- Passage:

Two icons of the 1960s used the term “by any means necessary”: the French existentialist philosopher Jean-Paul Sartre and Black Muslim activist Malcolm X. 

 

Sartre first used the term in his 1963 play “Dirty Hands,” and Malcolm X used it during the last year of his life in 1965 in lectures and media interviews. “Both Jean-Paul and Malcolm were using the phrase in the context of giving/restoring rights to the people that had been taken away. Whether it be class, race, or both.” However, it was Malcolm’s zealous use of the term that frightened white America.

 

The “by any means necessary” term, like the Black Lives Matter term today, either frightened or, at the very least, made white people in America uncomfortable. This was especially so considering Malcolm was an intelligent Black Muslim who demanded racial equality and political freedom when racism and segregation reigned supreme. Unlike his non-violent counterpart, Dr. Martin Luther King, Malcolm X did not preach for human equality and racial justice. He demanded both in no uncertain terms.

 

Malcolm X Strikes Fear in FBI Director Hoover

 

The term not only frightened but infuriated the late FBI Director J. Edgar Hoover. The disgraced former director—renowned for his homophobic, misogynic, and racist attitude—saw the term as dangerous because of the reception it received from Malcolm’s followers and the larger Black community. It also clearly demonstrated that Malcolm was neither afraid nor intimidated by law enforcement’s guns, clubs, and water hoses. 

 

In 1943, at age eighteen, Malcolm X, whose name was Malcolm Little, illustrated his contempt for governmental authority when he intentionally informed the Boston draft board that he wanted to “fight for the Japanese” and kill white people. That “street hood” declaration made by a teenager known as “New York Red” earned Malcolm Little a 4-F military designation for being “mentally unfit.”  

 

Malcolm X had his first major run-in with the law in 1946. He was convicted of breaking and entering, and firearms possession. He was given a 10-year sentence and placed in the Massachusetts prison system, where he studied and read extensively and joined the black Nation of Islam (NOI). Two years later, he struck up a correspondence with the leader of the NOI, a Black liberation movement founded in 1930 that subscribed to the religious teachings of traditional Islam.

 

Following release from prison in 1952, with the blessing of Elijah Muhammad, Malcolm went to Detroit, where he helped transform the NOI into a 40,000-member organization with 49 temples across the country. Through his oratory skills and keen intelligence, Malcolm became a charismatic leader among Black people in America, especially in New York City where Elijah Muhammad had sent him to do NOI work.

 

The savage beating of an NOI member named Johnson Hinton by the New York Police Department (NYPD) in 1957 elevated Malcolm to legendary status. A crowd of several thousand people gathered outside the police station to protest the beating. Malcolm amazed and terrified the NYPD after he stepped outside the station and dispersed the crowd with a mere wave of his hand. NYPD Commissioner Stephen Kennedy immediately ordered his department to keep Malcolm under constant surveillance.

 

Seven years earlier (1950) Malcolm X drew the attention (and ire) of FBI Director J. Edgar Hoover after he wrote a letter from prison telling President Harry S. Truman that he was a “communist” who had tried to enlist in the Japanese Army.

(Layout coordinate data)
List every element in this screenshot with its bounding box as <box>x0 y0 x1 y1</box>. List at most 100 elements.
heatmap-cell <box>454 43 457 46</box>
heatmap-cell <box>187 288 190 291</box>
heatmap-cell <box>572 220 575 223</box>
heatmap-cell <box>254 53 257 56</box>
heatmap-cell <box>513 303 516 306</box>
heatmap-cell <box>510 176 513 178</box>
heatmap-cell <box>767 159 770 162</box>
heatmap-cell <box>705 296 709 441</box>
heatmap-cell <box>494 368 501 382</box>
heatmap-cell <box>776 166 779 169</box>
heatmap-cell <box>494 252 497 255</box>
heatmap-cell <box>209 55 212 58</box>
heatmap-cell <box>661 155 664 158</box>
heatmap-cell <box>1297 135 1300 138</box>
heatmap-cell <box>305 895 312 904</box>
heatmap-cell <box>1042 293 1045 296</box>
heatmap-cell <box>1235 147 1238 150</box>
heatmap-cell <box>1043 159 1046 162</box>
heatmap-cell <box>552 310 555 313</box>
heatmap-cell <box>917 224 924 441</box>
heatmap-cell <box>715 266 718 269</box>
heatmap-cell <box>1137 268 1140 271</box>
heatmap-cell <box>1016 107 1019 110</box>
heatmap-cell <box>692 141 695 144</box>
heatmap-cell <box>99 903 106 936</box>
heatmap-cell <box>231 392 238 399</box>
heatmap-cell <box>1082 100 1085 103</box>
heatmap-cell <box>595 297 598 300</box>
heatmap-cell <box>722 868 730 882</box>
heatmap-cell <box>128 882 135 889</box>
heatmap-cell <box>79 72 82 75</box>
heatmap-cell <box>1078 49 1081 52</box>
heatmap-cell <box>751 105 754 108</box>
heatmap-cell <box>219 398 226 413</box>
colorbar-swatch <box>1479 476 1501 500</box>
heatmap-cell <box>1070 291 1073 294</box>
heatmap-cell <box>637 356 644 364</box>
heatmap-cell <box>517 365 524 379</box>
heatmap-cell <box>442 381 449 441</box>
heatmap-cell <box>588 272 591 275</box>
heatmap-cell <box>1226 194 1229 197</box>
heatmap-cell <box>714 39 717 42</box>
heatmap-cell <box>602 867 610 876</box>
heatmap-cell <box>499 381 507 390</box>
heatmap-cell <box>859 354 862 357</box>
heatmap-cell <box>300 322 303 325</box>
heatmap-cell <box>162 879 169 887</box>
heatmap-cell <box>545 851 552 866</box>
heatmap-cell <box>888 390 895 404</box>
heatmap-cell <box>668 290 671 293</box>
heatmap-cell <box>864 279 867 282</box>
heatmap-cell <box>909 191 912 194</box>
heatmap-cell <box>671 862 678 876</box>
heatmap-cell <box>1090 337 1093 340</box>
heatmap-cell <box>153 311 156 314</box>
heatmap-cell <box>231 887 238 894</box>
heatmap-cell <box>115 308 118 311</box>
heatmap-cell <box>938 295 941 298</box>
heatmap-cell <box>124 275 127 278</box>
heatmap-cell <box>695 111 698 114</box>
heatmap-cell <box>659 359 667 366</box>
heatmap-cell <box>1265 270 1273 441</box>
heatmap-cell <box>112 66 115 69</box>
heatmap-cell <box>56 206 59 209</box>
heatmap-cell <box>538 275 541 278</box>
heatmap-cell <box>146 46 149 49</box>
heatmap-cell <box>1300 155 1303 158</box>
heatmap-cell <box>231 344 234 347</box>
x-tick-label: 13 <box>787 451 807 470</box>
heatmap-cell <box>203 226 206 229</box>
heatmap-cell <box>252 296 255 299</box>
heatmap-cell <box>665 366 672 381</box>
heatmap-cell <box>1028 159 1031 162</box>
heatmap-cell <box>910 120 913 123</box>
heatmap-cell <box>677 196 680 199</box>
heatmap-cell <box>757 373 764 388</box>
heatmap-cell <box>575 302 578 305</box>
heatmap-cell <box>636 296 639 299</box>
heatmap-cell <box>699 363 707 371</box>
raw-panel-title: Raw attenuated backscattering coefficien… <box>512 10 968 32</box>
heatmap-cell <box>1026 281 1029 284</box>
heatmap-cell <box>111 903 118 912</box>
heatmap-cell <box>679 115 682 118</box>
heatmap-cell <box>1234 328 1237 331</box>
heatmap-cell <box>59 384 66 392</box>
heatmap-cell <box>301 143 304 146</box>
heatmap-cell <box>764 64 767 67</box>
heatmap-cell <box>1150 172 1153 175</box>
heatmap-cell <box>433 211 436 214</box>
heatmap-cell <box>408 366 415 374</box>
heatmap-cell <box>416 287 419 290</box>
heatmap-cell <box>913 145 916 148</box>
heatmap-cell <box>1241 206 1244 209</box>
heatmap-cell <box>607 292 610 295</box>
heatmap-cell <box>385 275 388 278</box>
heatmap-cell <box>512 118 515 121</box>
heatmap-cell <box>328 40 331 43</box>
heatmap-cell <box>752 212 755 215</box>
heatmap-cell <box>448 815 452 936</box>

- Goal 1:
Reproduce the Malcolm X article word for word, between "Sartre first used" and "no uncertain terms.", inclusive.
- Goal 2:
In one to three sentences, explain why the Malcolm X article says J. Edgar Hoover saw the phrase "by any means necessary" as dangerous.
- Goal 3:
Carry on the Malcolm X article from its final sentence.

- Exercise result 1:
Sartre first used the term in his 1963 play “Dirty Hands,” and Malcolm X used it during the last year of his life in 1965 in lectures and media interviews. “Both Jean-Paul and Malcolm were using the phrase in the context of giving/restoring rights to the people that had been taken away. Whether it be class, race, or both.” However, it was Malcolm’s zealous use of the term that frightened white America.

 

The “by any means necessary” term, like the Black Lives Matter term today, either frightened or, at the very least, made white people in America uncomfortable. This was especially so considering Malcolm was an intelligent Black Muslim who demanded racial equality and political freedom when racism and segregation reigned supreme. Unlike his non-violent counterpart, Dr. Martin Luther King, Malcolm X did not preach for human equality and racial justice. He demanded both in no uncertain terms.

- Exercise result 2:
Hoover saw the phrase as dangerous because of how Malcolm's followers and the wider Black community received it. It also showed that Malcolm was neither afraid nor intimidated by law enforcement's guns, clubs, and water hoses.

- Exercise result 3:
 

Commissioner Murphy and Director Kennedy jointed forces in their surveillance of Malcolm after the Johnson Hinton incident. 

 

“The Hate that Hate Produced”

 

Hoover’s interest and surveillance of Malcolm dramatically increased after famed CBS television journalist Mike Wallace produced and aired a five-part documentary in 1959 titled “The Hate that Hate Produced.” The sensationalized, one-sided series embedded the NOI into white American fear and elevated Malcolm as a Black leader who would fight for black people “by any means necessary.”

 

Malcolm X deliberately made himself the opposite of Dr. King’s “non-violent civil rights movement” of the 1960s. He did not preach violence but warned white people that “chickens come home to roost.”

 

Silence Him By Any Means Necessary

 

By 1965, after a highly publicized split with the NOI, the conversion of his famous protégé Muhammad Ali ,and his growing worldwide audience through his newly-formed Afro-American Unity movement, Hoover and then NYPD Commissioner Michael J. Murphy agreed that Malcolm X had to be silenced “by any means necessary.” His religious and political philosophy had evolved, and he was gaining broader public support and influence. He had to be stopped.

 

Three men assassinated Malcolm X on February 21, 1965, in the Audubon Ballroom, located in Washington Heights in New York City, as he prepared to deliver a lecture to a packed house. As part of his speech, he was planning to disclose the names of the people trying to kill him.

 

Like the assassinations of the Kennedy brothers and Dr. King in the 1960s, the assassination of Malcolm X remains shrouded in mystery, conjecture, and conspiracy. What is certain is this: none of the assassinations of these four iconic American social and political leaders occurred in an isolated vacuum.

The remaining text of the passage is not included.